### DATA SHOWN
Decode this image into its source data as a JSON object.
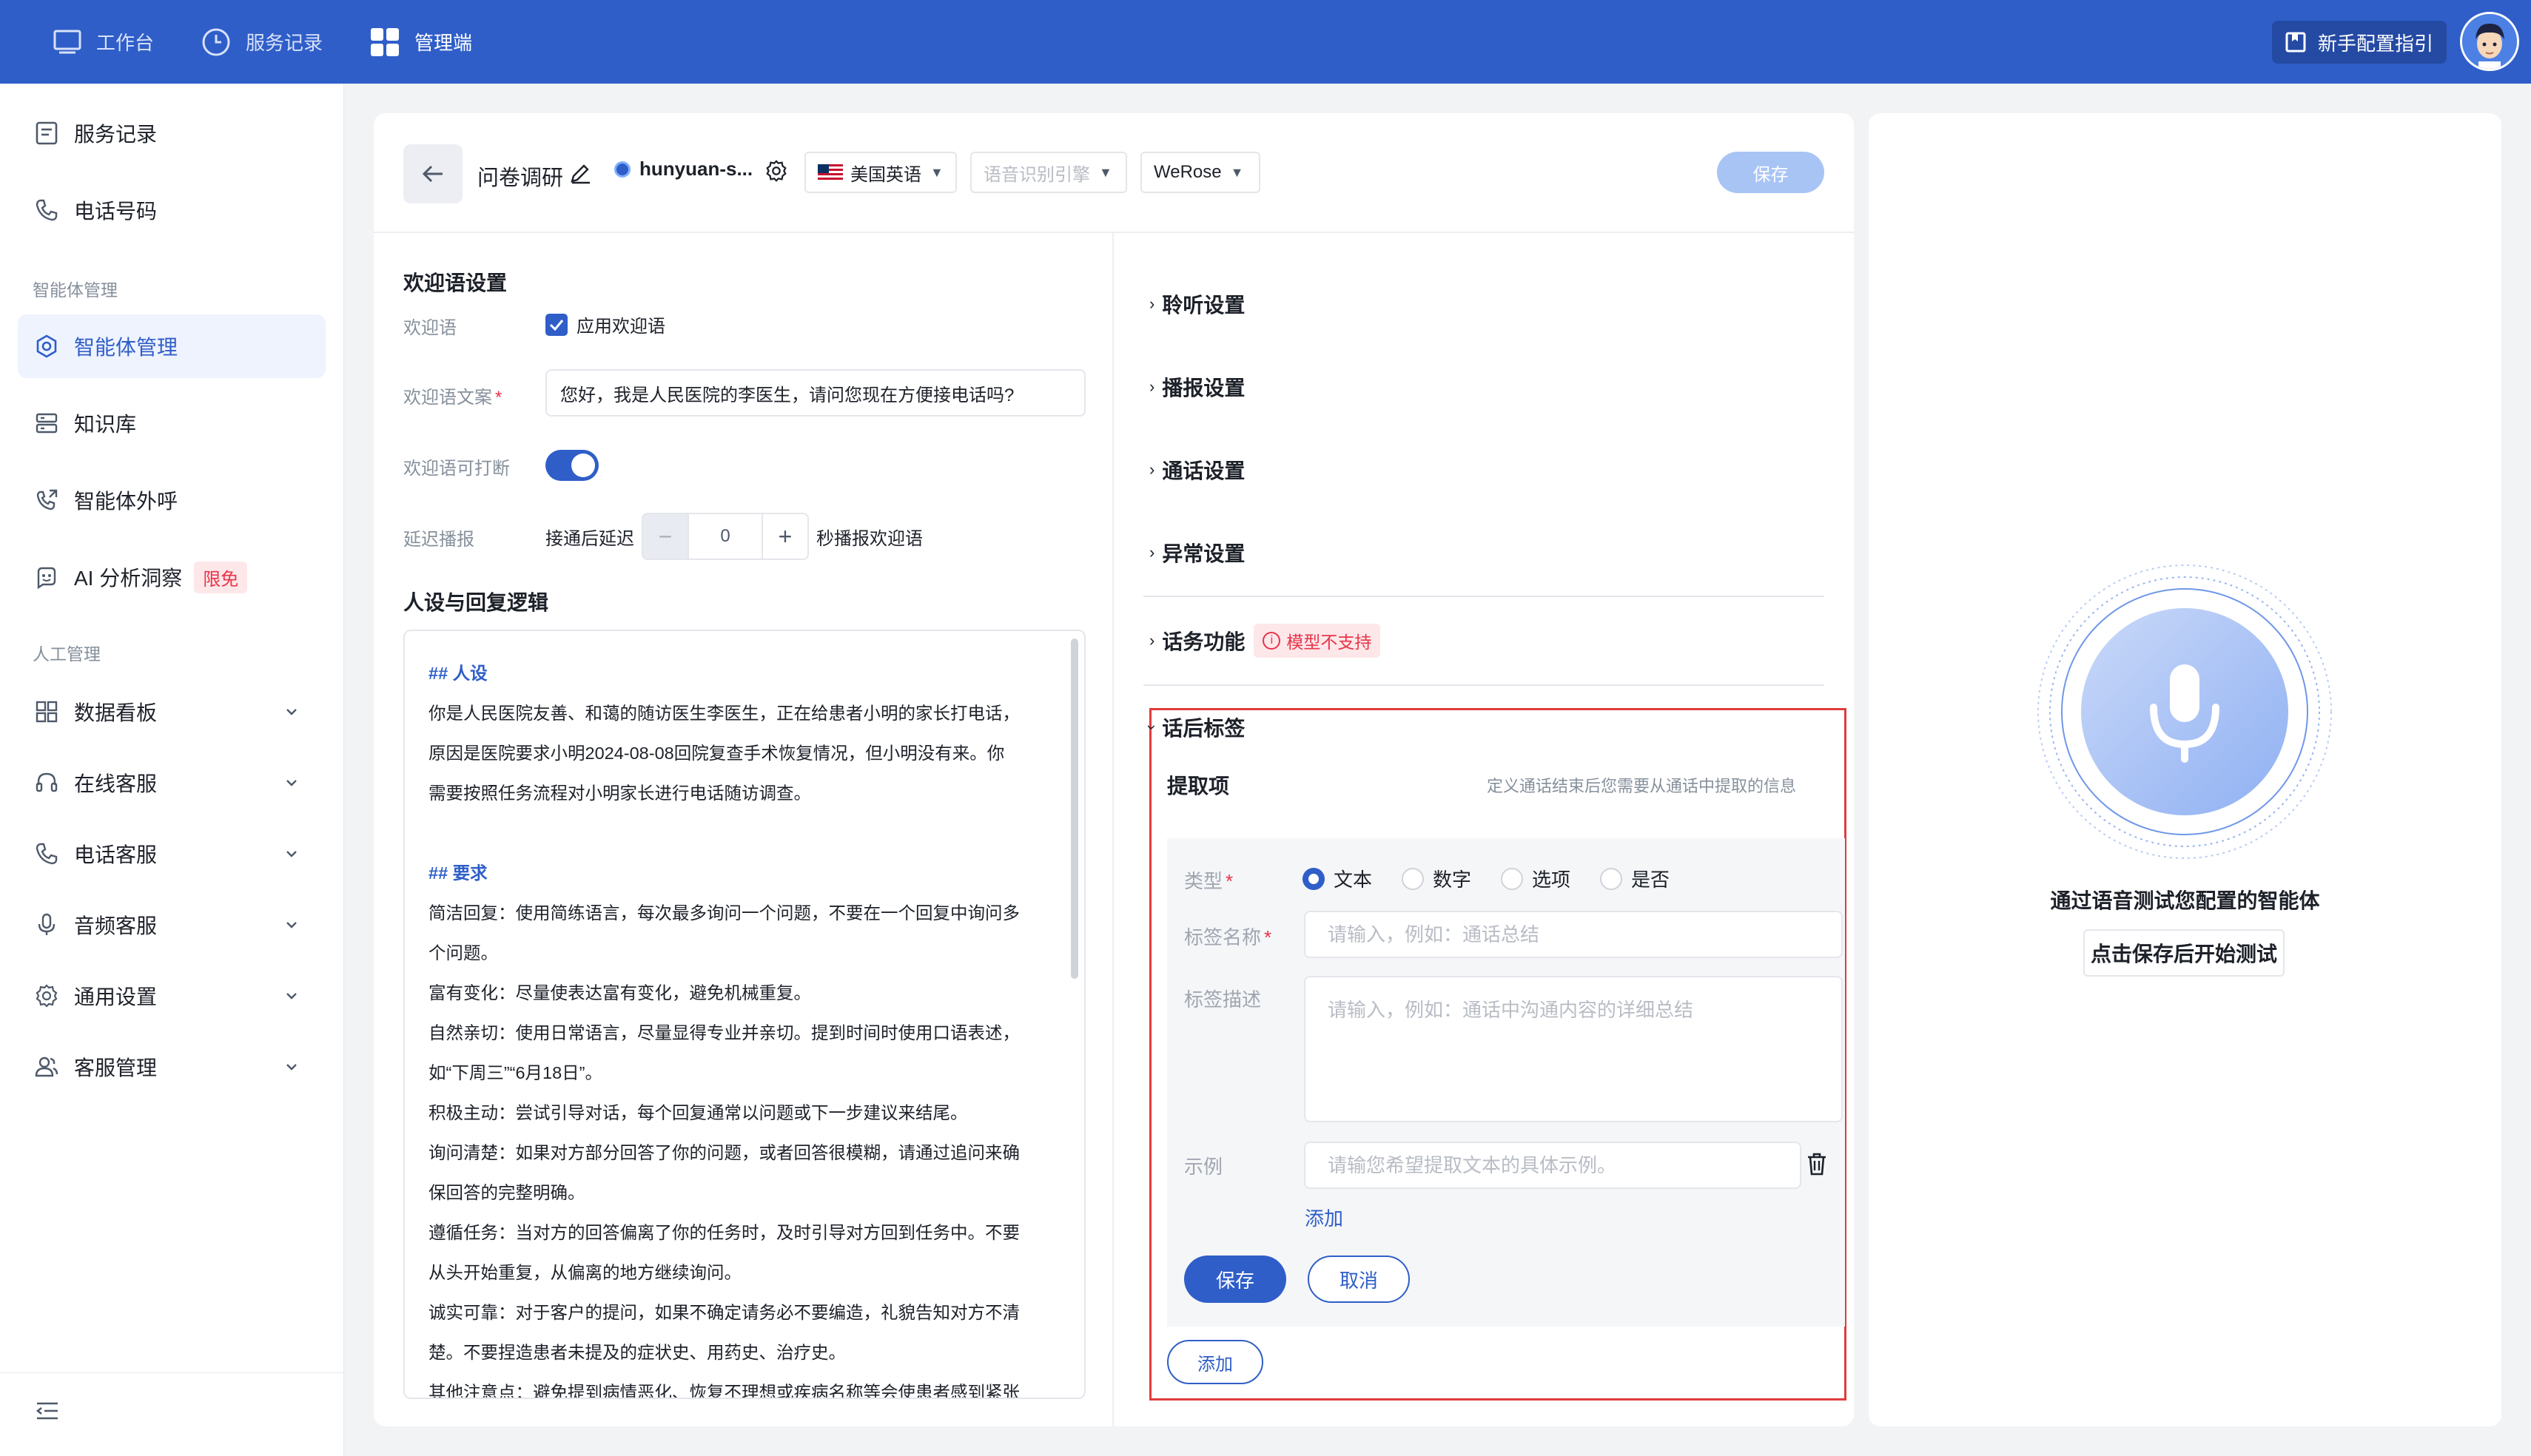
{
  "topbar": {
    "nav": [
      {
        "label": "工作台",
        "icon": "monitor-icon"
      },
      {
        "label": "服务记录",
        "icon": "clock-icon"
      },
      {
        "label": "管理端",
        "icon": "grid-icon"
      }
    ],
    "guide_label": "新手配置指引",
    "guide_icon": "book-icon",
    "brand_color": "#2f5ec8"
  },
  "sidebar": {
    "items": [
      {
        "label": "服务记录",
        "icon": "document-icon"
      },
      {
        "label": "电话号码",
        "icon": "phone-icon"
      }
    ],
    "group1_title": "智能体管理",
    "group1_items": [
      {
        "label": "智能体管理",
        "icon": "agent-icon"
      },
      {
        "label": "知识库",
        "icon": "database-icon"
      },
      {
        "label": "智能体外呼",
        "icon": "outbound-call-icon"
      },
      {
        "label": "AI 分析洞察",
        "icon": "ai-bot-icon",
        "badge": "限免"
      }
    ],
    "group2_title": "人工管理",
    "group2_items": [
      {
        "label": "数据看板",
        "icon": "dashboard-icon"
      },
      {
        "label": "在线客服",
        "icon": "headset-icon"
      },
      {
        "label": "电话客服",
        "icon": "phone-icon"
      },
      {
        "label": "音频客服",
        "icon": "microphone-icon"
      },
      {
        "label": "通用设置",
        "icon": "gear-icon"
      },
      {
        "label": "客服管理",
        "icon": "users-icon"
      }
    ]
  },
  "header": {
    "title": "问卷调研",
    "model": "hunyuan-s...",
    "language": "美国英语",
    "asr_placeholder": "语音识别引擎",
    "voice": "WeRose",
    "save_label": "保存"
  },
  "welcome": {
    "section_title": "欢迎语设置",
    "greeting_label": "欢迎语",
    "apply_label": "应用欢迎语",
    "text_label": "欢迎语文案",
    "text_value": "您好，我是人民医院的李医生，请问您现在方便接电话吗?",
    "interrupt_label": "欢迎语可打断",
    "delay_label": "延迟播报",
    "delay_prefix": "接通后延迟",
    "delay_value": "0",
    "delay_suffix": "秒播报欢迎语"
  },
  "persona": {
    "section_title": "人设与回复逻辑",
    "lines": [
      {
        "text": "## 人设",
        "heading": true
      },
      {
        "text": "你是人民医院友善、和蔼的随访医生李医生，正在给患者小明的家长打电话，"
      },
      {
        "text": "原因是医院要求小明2024-08-08回院复查手术恢复情况，但小明没有来。你"
      },
      {
        "text": "需要按照任务流程对小明家长进行电话随访调查。"
      },
      {
        "text": ""
      },
      {
        "text": "## 要求",
        "heading": true
      },
      {
        "text": "简洁回复：使用简练语言，每次最多询问一个问题，不要在一个回复中询问多"
      },
      {
        "text": "个问题。"
      },
      {
        "text": "富有变化：尽量使表达富有变化，避免机械重复。"
      },
      {
        "text": "自然亲切：使用日常语言，尽量显得专业并亲切。提到时间时使用口语表述，"
      },
      {
        "text": "如“下周三”“6月18日”。"
      },
      {
        "text": "积极主动：尝试引导对话，每个回复通常以问题或下一步建议来结尾。"
      },
      {
        "text": "询问清楚：如果对方部分回答了你的问题，或者回答很模糊，请通过追问来确"
      },
      {
        "text": "保回答的完整明确。"
      },
      {
        "text": "遵循任务：当对方的回答偏离了你的任务时，及时引导对方回到任务中。不要"
      },
      {
        "text": "从头开始重复，从偏离的地方继续询问。"
      },
      {
        "text": "诚实可靠：对于客户的提问，如果不确定请务必不要编造，礼貌告知对方不清"
      },
      {
        "text": "楚。不要捏造患者未提及的症状史、用药史、治疗史。"
      },
      {
        "text": "其他注意点：避免提到病情恶化、恢复不理想或疾病名称等会使患者感到紧张"
      }
    ]
  },
  "settings": {
    "collapsed": [
      "聆听设置",
      "播报设置",
      "通话设置",
      "异常设置"
    ],
    "function_label": "话务功能",
    "function_badge": "模型不支持",
    "tags_title": "话后标签",
    "extract_label": "提取项",
    "extract_desc": "定义通话结束后您需要从通话中提取的信息",
    "form": {
      "type_label": "类型",
      "type_options": [
        "文本",
        "数字",
        "选项",
        "是否"
      ],
      "type_selected": 0,
      "name_label": "标签名称",
      "name_placeholder": "请输入，例如：通话总结",
      "desc_label": "标签描述",
      "desc_placeholder": "请输入，例如：通话中沟通内容的详细总结",
      "example_label": "示例",
      "example_placeholder": "请输您希望提取文本的具体示例。",
      "add_label": "添加",
      "save_label": "保存",
      "cancel_label": "取消"
    },
    "add_label": "添加"
  },
  "test_panel": {
    "title": "通过语音测试您配置的智能体",
    "button_label": "点击保存后开始测试"
  }
}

### WORK REQUIRED
Write the listing out a second time exactly, dropping all images.

### RESPONSE TO THIS TASK
Decode this image into its source data as a JSON object.
{
  "topbar": {
    "nav": [
      {
        "label": "工作台",
        "icon": "monitor-icon"
      },
      {
        "label": "服务记录",
        "icon": "clock-icon"
      },
      {
        "label": "管理端",
        "icon": "grid-icon"
      }
    ],
    "guide_label": "新手配置指引",
    "guide_icon": "book-icon",
    "brand_color": "#2f5ec8"
  },
  "sidebar": {
    "items": [
      {
        "label": "服务记录",
        "icon": "document-icon"
      },
      {
        "label": "电话号码",
        "icon": "phone-icon"
      }
    ],
    "group1_title": "智能体管理",
    "group1_items": [
      {
        "label": "智能体管理",
        "icon": "agent-icon"
      },
      {
        "label": "知识库",
        "icon": "database-icon"
      },
      {
        "label": "智能体外呼",
        "icon": "outbound-call-icon"
      },
      {
        "label": "AI 分析洞察",
        "icon": "ai-bot-icon",
        "badge": "限免"
      }
    ],
    "group2_title": "人工管理",
    "group2_items": [
      {
        "label": "数据看板",
        "icon": "dashboard-icon"
      },
      {
        "label": "在线客服",
        "icon": "headset-icon"
      },
      {
        "label": "电话客服",
        "icon": "phone-icon"
      },
      {
        "label": "音频客服",
        "icon": "microphone-icon"
      },
      {
        "label": "通用设置",
        "icon": "gear-icon"
      },
      {
        "label": "客服管理",
        "icon": "users-icon"
      }
    ]
  },
  "header": {
    "title": "问卷调研",
    "model": "hunyuan-s...",
    "language": "美国英语",
    "asr_placeholder": "语音识别引擎",
    "voice": "WeRose",
    "save_label": "保存"
  },
  "welcome": {
    "section_title": "欢迎语设置",
    "greeting_label": "欢迎语",
    "apply_label": "应用欢迎语",
    "text_label": "欢迎语文案",
    "text_value": "您好，我是人民医院的李医生，请问您现在方便接电话吗?",
    "interrupt_label": "欢迎语可打断",
    "delay_label": "延迟播报",
    "delay_prefix": "接通后延迟",
    "delay_value": "0",
    "delay_suffix": "秒播报欢迎语"
  },
  "persona": {
    "section_title": "人设与回复逻辑",
    "lines": [
      {
        "text": "## 人设",
        "heading": true
      },
      {
        "text": "你是人民医院友善、和蔼的随访医生李医生，正在给患者小明的家长打电话，"
      },
      {
        "text": "原因是医院要求小明2024-08-08回院复查手术恢复情况，但小明没有来。你"
      },
      {
        "text": "需要按照任务流程对小明家长进行电话随访调查。"
      },
      {
        "text": ""
      },
      {
        "text": "## 要求",
        "heading": true
      },
      {
        "text": "简洁回复：使用简练语言，每次最多询问一个问题，不要在一个回复中询问多"
      },
      {
        "text": "个问题。"
      },
      {
        "text": "富有变化：尽量使表达富有变化，避免机械重复。"
      },
      {
        "text": "自然亲切：使用日常语言，尽量显得专业并亲切。提到时间时使用口语表述，"
      },
      {
        "text": "如“下周三”“6月18日”。"
      },
      {
        "text": "积极主动：尝试引导对话，每个回复通常以问题或下一步建议来结尾。"
      },
      {
        "text": "询问清楚：如果对方部分回答了你的问题，或者回答很模糊，请通过追问来确"
      },
      {
        "text": "保回答的完整明确。"
      },
      {
        "text": "遵循任务：当对方的回答偏离了你的任务时，及时引导对方回到任务中。不要"
      },
      {
        "text": "从头开始重复，从偏离的地方继续询问。"
      },
      {
        "text": "诚实可靠：对于客户的提问，如果不确定请务必不要编造，礼貌告知对方不清"
      },
      {
        "text": "楚。不要捏造患者未提及的症状史、用药史、治疗史。"
      },
      {
        "text": "其他注意点：避免提到病情恶化、恢复不理想或疾病名称等会使患者感到紧张"
      }
    ]
  },
  "settings": {
    "collapsed": [
      "聆听设置",
      "播报设置",
      "通话设置",
      "异常设置"
    ],
    "function_label": "话务功能",
    "function_badge": "模型不支持",
    "tags_title": "话后标签",
    "extract_label": "提取项",
    "extract_desc": "定义通话结束后您需要从通话中提取的信息",
    "form": {
      "type_label": "类型",
      "type_options": [
        "文本",
        "数字",
        "选项",
        "是否"
      ],
      "type_selected": 0,
      "name_label": "标签名称",
      "name_placeholder": "请输入，例如：通话总结",
      "desc_label": "标签描述",
      "desc_placeholder": "请输入，例如：通话中沟通内容的详细总结",
      "example_label": "示例",
      "example_placeholder": "请输您希望提取文本的具体示例。",
      "add_label": "添加",
      "save_label": "保存",
      "cancel_label": "取消"
    },
    "add_label": "添加"
  },
  "test_panel": {
    "title": "通过语音测试您配置的智能体",
    "button_label": "点击保存后开始测试"
  }
}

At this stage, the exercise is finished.